** begin **
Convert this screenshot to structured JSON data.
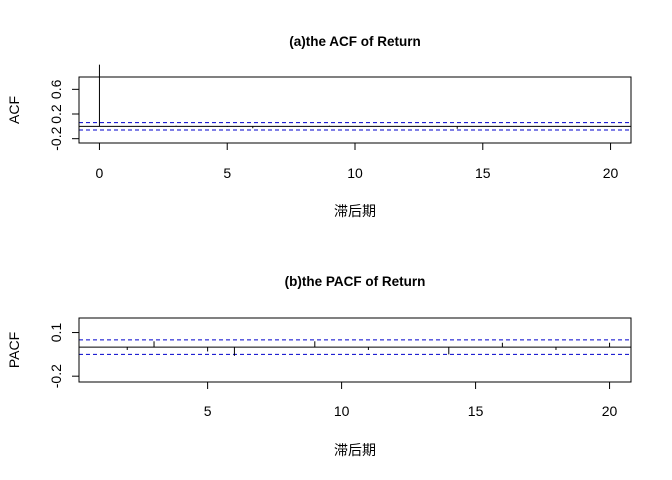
{
  "chart_data": [
    {
      "type": "bar",
      "title": "(a)the ACF of Return",
      "xlabel": "滞后期",
      "ylabel": "ACF",
      "xlim": [
        -0.8,
        20.8
      ],
      "ylim": [
        -0.27,
        0.8
      ],
      "xticks": [
        "0",
        "5",
        "10",
        "15",
        "20"
      ],
      "yticks": [
        "-0.2",
        "0.2",
        "0.6"
      ],
      "lags": [
        0,
        1,
        2,
        3,
        4,
        5,
        6,
        7,
        8,
        9,
        10,
        11,
        12,
        13,
        14,
        15,
        16,
        17,
        18,
        19,
        20
      ],
      "values": [
        1.0,
        0.0,
        0.0,
        0.01,
        0.0,
        -0.01,
        -0.03,
        0.0,
        0.0,
        0.01,
        0.0,
        0.0,
        0.0,
        0.0,
        -0.04,
        0.0,
        0.0,
        0.0,
        0.0,
        0.0,
        0.0
      ],
      "conf_band": [
        -0.06,
        0.06
      ],
      "colors": {
        "bars": "#000000",
        "band": "#0000cc"
      }
    },
    {
      "type": "bar",
      "title": "(b)the PACF of Return",
      "xlabel": "滞后期",
      "ylabel": "PACF",
      "xlim": [
        0.2,
        20.8
      ],
      "ylim": [
        -0.24,
        0.2
      ],
      "xticks": [
        "5",
        "10",
        "15",
        "20"
      ],
      "yticks": [
        "-0.2",
        "0.1"
      ],
      "lags": [
        1,
        2,
        3,
        4,
        5,
        6,
        7,
        8,
        9,
        10,
        11,
        12,
        13,
        14,
        15,
        16,
        17,
        18,
        19,
        20
      ],
      "values": [
        0.0,
        -0.02,
        0.04,
        0.0,
        -0.03,
        -0.06,
        0.0,
        0.0,
        0.04,
        0.0,
        -0.02,
        0.0,
        0.0,
        -0.05,
        0.0,
        0.03,
        0.0,
        -0.02,
        0.0,
        0.03
      ],
      "conf_band": [
        -0.05,
        0.05
      ],
      "colors": {
        "bars": "#000000",
        "band": "#0000cc"
      }
    }
  ]
}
** end **
→ **Task to complete**: Return every line above that contains the word "PACF".

→ **Task output**:
      "title": "(b)the PACF of Return",
      "ylabel": "PACF",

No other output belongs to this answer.